# DATASET CONTENT start
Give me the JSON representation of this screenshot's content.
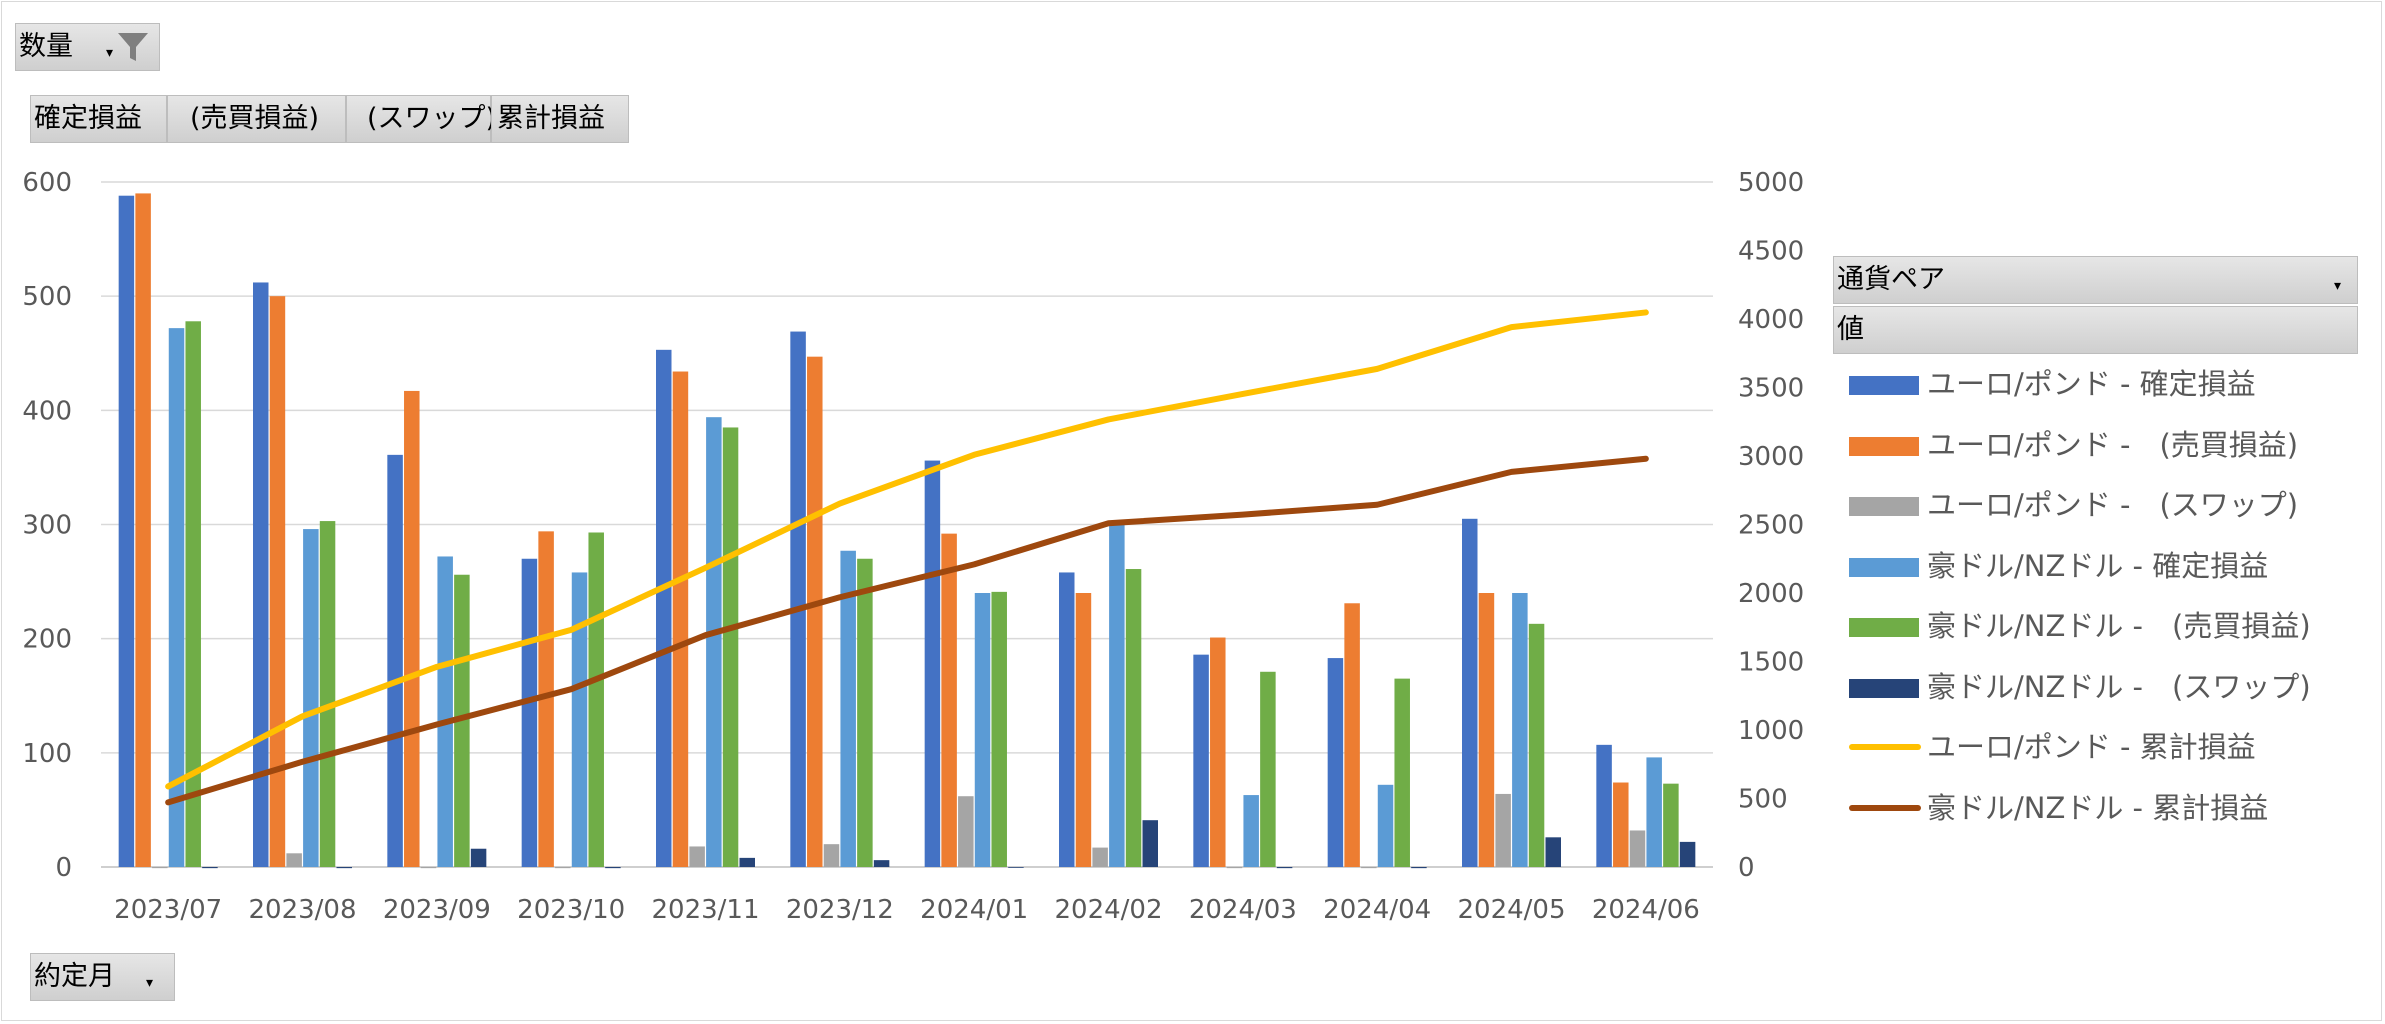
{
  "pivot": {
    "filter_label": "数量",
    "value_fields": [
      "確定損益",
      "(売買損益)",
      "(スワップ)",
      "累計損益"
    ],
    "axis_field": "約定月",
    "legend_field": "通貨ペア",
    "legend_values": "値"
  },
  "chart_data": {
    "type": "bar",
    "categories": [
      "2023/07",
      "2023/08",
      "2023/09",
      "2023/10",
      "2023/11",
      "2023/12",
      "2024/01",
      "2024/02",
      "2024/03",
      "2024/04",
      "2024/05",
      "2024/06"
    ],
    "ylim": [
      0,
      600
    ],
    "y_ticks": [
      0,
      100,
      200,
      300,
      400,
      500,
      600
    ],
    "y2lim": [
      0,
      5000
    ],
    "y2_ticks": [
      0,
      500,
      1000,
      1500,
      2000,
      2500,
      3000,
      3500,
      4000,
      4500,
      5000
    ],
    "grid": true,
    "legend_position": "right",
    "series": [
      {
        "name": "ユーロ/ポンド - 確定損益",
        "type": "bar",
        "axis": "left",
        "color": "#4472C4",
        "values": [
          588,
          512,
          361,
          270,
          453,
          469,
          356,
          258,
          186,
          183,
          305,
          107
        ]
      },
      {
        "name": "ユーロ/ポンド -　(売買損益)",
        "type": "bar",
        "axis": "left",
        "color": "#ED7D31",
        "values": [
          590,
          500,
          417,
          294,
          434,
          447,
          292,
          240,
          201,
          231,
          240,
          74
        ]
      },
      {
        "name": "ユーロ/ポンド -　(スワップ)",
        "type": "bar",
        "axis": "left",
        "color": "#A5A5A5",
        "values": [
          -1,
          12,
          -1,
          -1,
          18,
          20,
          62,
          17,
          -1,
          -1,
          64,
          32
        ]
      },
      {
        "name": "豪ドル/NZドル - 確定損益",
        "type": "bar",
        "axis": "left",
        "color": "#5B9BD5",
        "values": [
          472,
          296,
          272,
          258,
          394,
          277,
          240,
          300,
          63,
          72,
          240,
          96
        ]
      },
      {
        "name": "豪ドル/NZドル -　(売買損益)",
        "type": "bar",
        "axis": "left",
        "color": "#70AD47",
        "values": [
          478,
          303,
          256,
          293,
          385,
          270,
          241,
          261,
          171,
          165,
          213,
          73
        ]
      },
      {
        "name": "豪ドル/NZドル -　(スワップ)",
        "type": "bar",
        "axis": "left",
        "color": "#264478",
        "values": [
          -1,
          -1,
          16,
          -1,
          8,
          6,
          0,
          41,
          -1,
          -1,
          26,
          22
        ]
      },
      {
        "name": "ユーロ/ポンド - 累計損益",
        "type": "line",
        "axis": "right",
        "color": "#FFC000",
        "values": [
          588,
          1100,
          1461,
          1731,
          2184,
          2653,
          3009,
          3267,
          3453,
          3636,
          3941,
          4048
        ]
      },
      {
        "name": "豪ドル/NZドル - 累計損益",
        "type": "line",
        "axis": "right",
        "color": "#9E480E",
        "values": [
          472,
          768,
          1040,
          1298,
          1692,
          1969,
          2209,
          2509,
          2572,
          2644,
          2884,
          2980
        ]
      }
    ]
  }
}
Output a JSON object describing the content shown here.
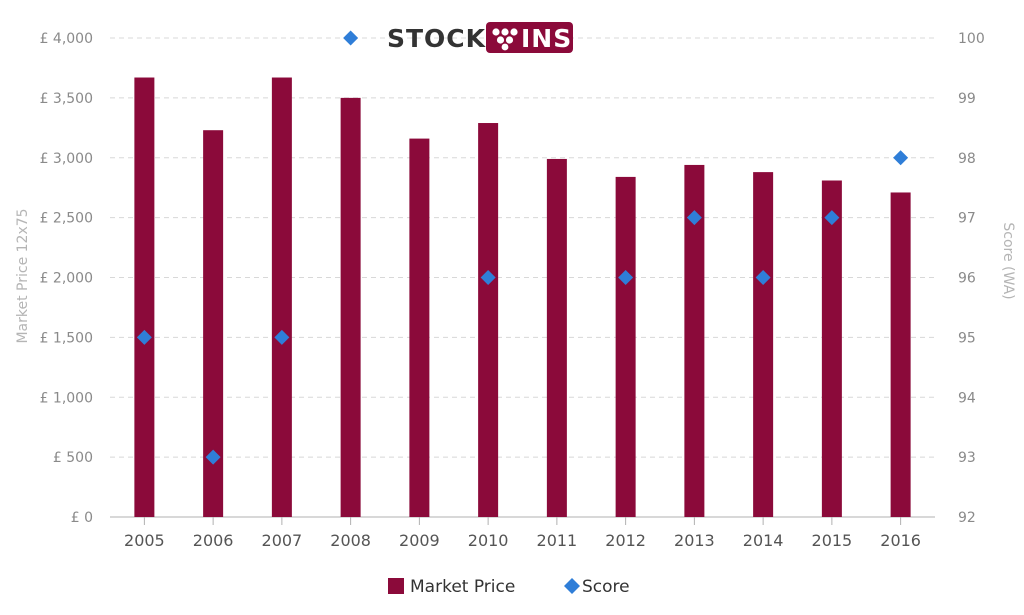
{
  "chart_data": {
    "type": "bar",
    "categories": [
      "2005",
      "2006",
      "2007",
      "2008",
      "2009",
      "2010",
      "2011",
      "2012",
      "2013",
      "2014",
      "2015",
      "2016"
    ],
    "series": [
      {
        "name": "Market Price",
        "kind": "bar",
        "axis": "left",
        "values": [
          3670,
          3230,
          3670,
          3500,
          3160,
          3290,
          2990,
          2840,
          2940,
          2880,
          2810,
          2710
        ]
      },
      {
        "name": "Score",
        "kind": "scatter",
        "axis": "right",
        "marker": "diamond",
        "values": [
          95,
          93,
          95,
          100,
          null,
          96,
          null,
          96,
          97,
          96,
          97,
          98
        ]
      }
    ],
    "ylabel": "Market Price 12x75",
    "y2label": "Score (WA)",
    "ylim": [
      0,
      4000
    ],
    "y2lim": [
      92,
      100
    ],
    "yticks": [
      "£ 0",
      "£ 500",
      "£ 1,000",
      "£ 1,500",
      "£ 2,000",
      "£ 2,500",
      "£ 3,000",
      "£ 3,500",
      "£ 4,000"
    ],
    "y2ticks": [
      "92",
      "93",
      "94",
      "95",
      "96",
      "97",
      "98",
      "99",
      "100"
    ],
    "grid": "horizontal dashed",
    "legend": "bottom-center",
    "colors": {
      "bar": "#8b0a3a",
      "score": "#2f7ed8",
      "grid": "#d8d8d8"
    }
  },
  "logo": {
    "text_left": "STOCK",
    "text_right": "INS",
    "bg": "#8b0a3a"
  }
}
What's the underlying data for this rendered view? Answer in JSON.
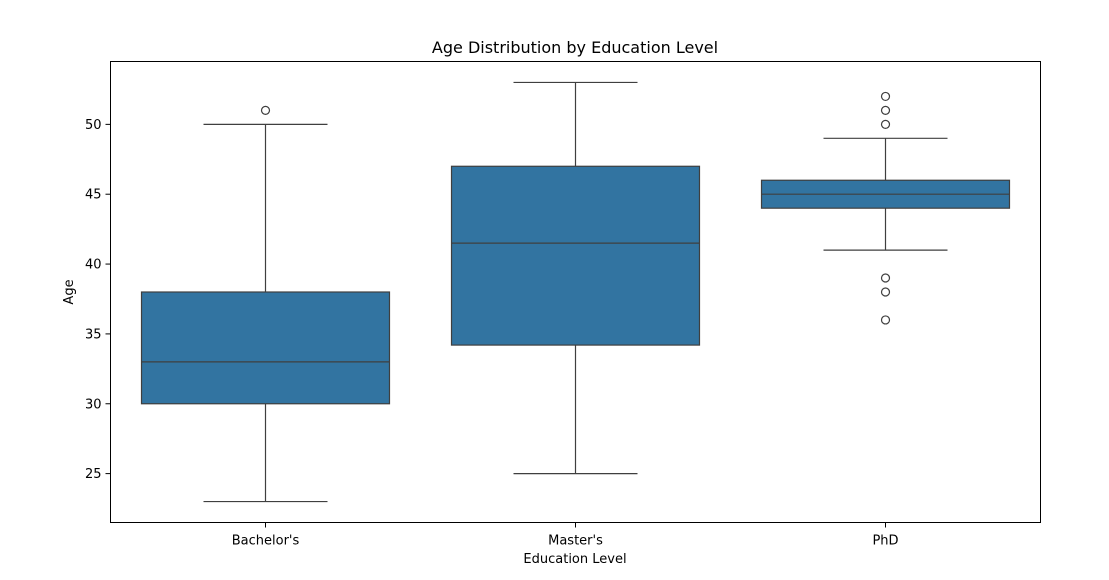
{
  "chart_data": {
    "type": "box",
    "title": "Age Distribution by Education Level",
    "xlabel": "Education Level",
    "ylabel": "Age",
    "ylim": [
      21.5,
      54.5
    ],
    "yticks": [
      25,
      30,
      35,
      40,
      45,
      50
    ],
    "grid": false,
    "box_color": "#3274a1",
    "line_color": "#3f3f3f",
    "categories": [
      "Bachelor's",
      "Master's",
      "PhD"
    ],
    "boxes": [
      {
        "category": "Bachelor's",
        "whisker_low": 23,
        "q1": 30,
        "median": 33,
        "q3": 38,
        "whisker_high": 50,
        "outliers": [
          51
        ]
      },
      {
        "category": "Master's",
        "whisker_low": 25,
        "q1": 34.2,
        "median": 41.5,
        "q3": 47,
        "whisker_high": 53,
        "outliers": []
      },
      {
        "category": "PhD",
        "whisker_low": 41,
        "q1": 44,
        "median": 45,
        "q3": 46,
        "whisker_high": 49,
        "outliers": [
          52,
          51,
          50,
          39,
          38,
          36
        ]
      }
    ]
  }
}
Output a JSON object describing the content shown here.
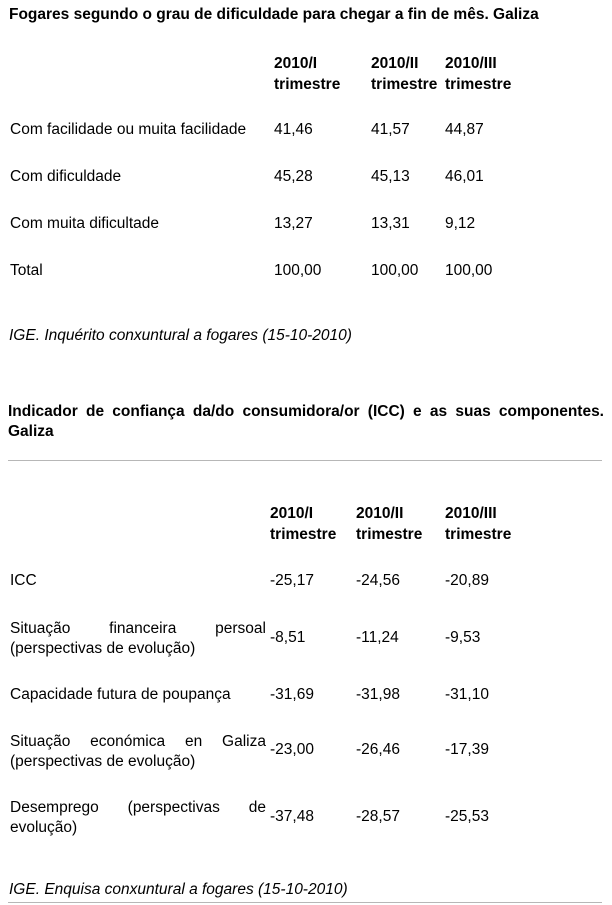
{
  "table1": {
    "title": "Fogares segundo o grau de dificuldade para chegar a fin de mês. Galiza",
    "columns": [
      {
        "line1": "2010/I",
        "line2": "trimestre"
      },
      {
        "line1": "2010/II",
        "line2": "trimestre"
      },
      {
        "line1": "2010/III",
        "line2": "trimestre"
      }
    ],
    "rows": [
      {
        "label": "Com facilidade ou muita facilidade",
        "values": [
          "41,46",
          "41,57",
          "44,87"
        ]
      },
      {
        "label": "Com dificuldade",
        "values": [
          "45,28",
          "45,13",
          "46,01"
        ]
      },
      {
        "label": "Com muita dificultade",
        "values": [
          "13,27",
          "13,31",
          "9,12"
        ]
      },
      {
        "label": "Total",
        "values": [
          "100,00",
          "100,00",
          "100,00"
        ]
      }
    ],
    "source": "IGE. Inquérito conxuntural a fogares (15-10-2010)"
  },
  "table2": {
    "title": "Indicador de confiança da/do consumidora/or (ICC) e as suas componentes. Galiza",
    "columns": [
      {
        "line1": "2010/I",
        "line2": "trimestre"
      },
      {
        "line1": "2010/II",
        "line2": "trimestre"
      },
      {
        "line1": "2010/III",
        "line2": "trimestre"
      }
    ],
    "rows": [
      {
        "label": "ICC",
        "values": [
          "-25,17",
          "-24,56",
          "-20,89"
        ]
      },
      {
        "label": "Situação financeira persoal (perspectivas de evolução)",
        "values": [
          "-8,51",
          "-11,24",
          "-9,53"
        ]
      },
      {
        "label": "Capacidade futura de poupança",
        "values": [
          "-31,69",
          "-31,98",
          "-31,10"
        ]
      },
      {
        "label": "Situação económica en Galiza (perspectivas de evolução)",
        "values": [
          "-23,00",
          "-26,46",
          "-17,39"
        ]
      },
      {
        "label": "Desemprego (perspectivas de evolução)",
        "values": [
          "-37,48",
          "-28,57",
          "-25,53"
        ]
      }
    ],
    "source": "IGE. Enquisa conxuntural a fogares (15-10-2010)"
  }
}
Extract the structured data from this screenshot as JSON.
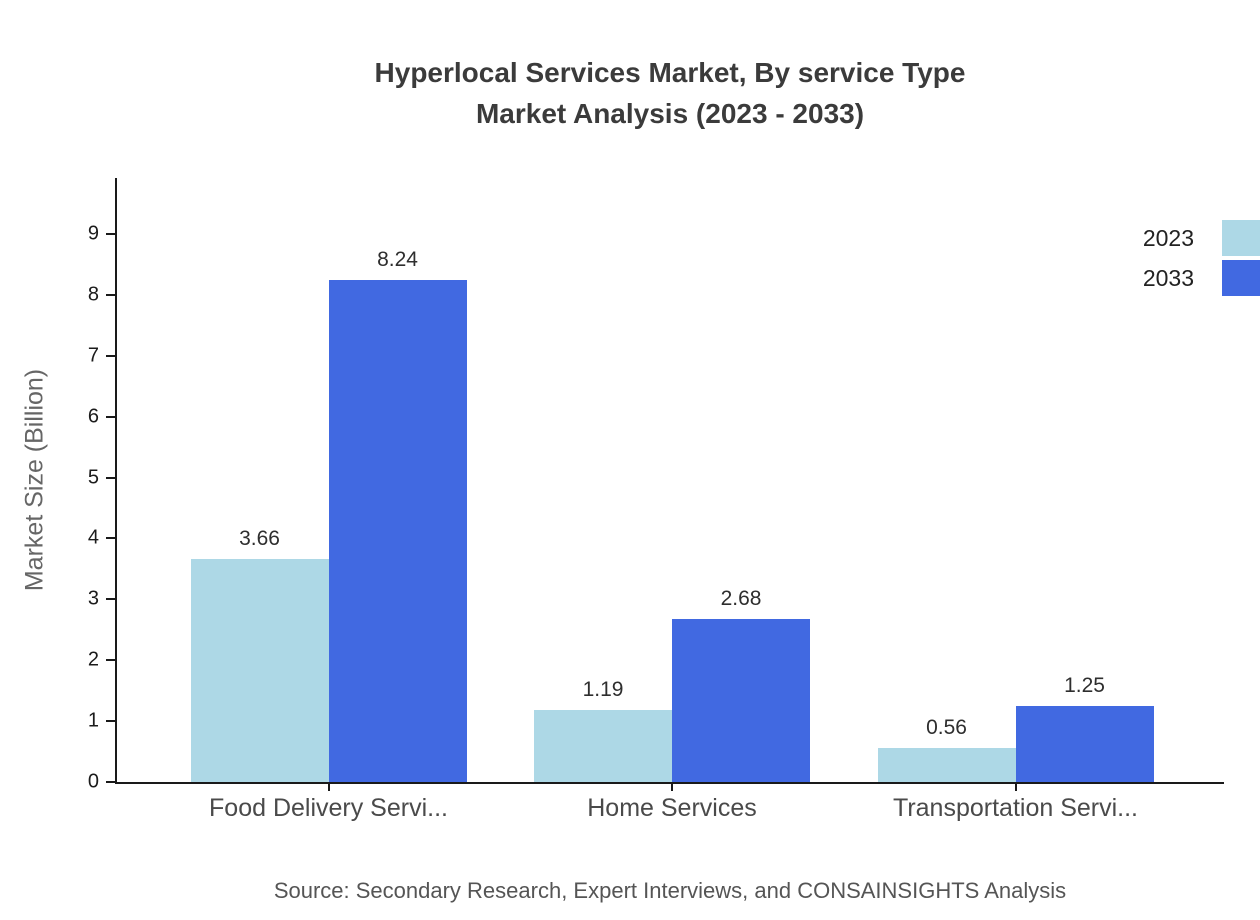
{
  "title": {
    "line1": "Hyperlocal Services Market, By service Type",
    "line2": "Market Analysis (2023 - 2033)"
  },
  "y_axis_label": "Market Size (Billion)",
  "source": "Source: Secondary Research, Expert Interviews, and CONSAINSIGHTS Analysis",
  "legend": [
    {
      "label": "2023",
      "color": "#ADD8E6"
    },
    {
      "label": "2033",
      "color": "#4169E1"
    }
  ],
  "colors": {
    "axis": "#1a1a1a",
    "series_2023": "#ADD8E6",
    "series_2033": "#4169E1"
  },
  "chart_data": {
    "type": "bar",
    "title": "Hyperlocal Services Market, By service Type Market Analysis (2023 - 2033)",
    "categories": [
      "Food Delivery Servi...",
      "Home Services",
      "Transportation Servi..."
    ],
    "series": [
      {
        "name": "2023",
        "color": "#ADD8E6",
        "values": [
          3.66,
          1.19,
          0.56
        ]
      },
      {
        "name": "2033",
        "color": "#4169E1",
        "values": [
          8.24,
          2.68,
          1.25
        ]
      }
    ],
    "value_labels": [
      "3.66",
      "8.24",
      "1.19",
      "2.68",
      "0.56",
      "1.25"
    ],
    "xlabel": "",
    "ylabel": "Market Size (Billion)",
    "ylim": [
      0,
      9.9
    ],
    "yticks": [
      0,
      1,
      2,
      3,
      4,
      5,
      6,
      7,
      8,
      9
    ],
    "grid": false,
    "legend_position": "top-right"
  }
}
# DATASET CONTENT end
Reproduce each line of the material containing the word "Education".

    "title": "Age Distribution by Education Level",
    "xlabel": "Education Level",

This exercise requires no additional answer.